DIRECTION >>
Bring together all lines of the material below that contain the string "fresh".

begin DATA SHOWN

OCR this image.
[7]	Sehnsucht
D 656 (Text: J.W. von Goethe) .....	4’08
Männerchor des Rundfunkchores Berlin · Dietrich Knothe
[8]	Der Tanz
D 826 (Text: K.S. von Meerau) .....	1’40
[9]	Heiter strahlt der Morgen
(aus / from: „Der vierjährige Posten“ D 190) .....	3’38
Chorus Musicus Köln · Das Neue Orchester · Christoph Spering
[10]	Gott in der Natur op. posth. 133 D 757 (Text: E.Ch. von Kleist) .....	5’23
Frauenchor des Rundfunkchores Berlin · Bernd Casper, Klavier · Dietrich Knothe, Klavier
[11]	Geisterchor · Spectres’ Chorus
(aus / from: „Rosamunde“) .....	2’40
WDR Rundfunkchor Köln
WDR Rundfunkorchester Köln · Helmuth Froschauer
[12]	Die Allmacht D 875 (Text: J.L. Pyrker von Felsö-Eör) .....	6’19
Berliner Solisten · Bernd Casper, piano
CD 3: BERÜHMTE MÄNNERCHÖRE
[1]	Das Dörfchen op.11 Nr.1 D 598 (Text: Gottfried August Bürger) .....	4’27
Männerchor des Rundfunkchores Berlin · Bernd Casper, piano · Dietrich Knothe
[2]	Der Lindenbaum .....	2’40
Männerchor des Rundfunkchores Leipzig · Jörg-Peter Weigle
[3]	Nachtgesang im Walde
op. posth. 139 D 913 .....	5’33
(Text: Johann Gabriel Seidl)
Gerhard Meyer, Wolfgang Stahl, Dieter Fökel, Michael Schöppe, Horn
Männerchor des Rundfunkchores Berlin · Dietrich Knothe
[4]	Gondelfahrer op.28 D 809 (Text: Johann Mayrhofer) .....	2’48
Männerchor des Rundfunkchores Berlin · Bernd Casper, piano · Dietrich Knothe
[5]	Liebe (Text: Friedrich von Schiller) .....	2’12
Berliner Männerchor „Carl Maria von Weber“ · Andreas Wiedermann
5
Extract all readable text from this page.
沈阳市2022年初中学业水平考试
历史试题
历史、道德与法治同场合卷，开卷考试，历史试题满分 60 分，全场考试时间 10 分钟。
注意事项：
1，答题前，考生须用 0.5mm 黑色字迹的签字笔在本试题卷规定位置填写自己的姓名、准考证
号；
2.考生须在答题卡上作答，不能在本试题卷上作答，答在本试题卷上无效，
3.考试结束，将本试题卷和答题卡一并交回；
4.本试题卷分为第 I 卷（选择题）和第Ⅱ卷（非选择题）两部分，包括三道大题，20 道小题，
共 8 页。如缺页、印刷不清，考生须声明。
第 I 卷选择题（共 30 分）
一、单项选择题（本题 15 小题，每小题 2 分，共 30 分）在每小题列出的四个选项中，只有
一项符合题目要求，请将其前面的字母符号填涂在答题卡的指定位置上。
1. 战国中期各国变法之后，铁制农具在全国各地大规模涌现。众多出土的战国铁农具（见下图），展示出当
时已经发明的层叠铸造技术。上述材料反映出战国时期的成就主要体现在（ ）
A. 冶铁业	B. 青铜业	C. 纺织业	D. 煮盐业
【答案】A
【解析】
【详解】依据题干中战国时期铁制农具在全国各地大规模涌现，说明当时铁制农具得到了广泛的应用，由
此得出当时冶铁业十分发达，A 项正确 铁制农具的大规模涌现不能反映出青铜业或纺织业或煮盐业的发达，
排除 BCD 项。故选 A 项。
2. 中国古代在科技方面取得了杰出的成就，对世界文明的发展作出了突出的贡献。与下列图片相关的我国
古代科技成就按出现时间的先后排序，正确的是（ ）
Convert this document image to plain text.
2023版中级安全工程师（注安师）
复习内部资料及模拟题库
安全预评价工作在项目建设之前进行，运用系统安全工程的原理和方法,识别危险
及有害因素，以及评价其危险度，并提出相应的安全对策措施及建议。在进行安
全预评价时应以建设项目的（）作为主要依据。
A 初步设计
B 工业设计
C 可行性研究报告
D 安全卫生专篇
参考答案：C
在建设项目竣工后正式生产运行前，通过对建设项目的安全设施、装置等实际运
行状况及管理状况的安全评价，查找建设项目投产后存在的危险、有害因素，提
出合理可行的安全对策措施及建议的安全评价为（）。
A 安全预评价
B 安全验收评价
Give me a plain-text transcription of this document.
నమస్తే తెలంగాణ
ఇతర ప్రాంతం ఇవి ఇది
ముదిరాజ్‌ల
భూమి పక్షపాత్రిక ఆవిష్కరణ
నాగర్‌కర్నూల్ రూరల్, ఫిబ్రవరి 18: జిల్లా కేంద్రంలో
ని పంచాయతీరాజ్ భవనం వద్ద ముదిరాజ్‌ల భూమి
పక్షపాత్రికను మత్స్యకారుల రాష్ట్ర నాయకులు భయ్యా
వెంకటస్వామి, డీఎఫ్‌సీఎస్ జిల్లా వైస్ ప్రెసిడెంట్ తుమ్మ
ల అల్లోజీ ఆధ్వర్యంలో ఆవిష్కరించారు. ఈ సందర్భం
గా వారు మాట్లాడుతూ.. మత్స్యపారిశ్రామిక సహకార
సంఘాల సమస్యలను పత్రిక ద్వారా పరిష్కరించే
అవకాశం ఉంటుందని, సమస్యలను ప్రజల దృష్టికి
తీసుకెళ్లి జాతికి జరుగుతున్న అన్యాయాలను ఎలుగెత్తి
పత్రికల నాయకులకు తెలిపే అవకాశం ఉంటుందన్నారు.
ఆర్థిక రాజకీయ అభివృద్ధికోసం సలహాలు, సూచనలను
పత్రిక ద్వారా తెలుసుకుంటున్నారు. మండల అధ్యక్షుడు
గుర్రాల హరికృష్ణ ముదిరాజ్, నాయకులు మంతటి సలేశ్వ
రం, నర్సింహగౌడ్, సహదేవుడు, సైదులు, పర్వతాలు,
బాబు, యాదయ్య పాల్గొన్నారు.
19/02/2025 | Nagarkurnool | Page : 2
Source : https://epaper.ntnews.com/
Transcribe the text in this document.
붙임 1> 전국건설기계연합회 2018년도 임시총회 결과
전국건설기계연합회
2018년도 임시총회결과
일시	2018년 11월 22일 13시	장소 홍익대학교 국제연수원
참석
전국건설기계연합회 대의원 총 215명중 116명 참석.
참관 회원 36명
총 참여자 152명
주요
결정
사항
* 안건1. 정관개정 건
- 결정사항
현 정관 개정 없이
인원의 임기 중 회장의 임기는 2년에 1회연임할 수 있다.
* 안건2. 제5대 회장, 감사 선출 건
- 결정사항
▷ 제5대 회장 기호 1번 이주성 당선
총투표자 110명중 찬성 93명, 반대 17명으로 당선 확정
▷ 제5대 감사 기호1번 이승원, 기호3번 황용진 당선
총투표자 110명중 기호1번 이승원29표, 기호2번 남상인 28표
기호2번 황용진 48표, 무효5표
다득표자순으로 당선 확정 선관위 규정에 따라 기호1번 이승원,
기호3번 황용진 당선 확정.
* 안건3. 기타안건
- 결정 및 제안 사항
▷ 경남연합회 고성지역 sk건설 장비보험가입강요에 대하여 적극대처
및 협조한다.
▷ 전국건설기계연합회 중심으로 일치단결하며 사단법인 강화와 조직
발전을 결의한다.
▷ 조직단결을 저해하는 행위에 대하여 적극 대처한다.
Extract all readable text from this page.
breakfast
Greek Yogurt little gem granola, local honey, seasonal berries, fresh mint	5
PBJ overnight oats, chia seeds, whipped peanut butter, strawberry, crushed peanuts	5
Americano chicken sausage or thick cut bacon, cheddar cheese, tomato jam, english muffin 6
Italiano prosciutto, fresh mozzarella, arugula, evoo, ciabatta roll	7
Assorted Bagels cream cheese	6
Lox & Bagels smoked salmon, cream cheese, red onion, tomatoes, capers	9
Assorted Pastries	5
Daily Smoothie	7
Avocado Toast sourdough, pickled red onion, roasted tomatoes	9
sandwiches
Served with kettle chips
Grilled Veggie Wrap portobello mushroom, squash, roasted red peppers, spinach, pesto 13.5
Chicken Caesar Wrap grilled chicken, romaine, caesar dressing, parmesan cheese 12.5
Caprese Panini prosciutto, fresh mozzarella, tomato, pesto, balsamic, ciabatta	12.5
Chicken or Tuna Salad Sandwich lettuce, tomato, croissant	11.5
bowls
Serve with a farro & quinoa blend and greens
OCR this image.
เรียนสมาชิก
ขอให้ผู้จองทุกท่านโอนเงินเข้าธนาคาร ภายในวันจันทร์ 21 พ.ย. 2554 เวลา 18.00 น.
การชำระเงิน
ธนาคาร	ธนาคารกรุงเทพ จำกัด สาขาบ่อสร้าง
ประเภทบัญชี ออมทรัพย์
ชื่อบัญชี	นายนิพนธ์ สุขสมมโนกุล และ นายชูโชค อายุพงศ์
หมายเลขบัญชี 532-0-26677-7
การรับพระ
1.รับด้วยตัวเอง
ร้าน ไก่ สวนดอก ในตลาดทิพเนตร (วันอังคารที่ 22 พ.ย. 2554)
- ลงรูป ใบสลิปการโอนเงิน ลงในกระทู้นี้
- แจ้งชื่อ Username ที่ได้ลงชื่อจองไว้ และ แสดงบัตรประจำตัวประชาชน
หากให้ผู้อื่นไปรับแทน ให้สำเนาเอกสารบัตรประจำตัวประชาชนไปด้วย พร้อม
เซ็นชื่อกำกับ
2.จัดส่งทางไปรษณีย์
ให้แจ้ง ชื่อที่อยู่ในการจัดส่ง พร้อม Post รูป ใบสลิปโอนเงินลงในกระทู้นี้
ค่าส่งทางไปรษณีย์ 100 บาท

end DATA SHOWN

SOLUTION >>
Greek Yogurt little gem granola, local honey, seasonal berries, fresh mint	5
Italiano prosciutto, fresh mozzarella, arugula, evoo, ciabatta roll	7
Caprese Panini prosciutto, fresh mozzarella, tomato, pesto, balsamic, ciabatta	12.5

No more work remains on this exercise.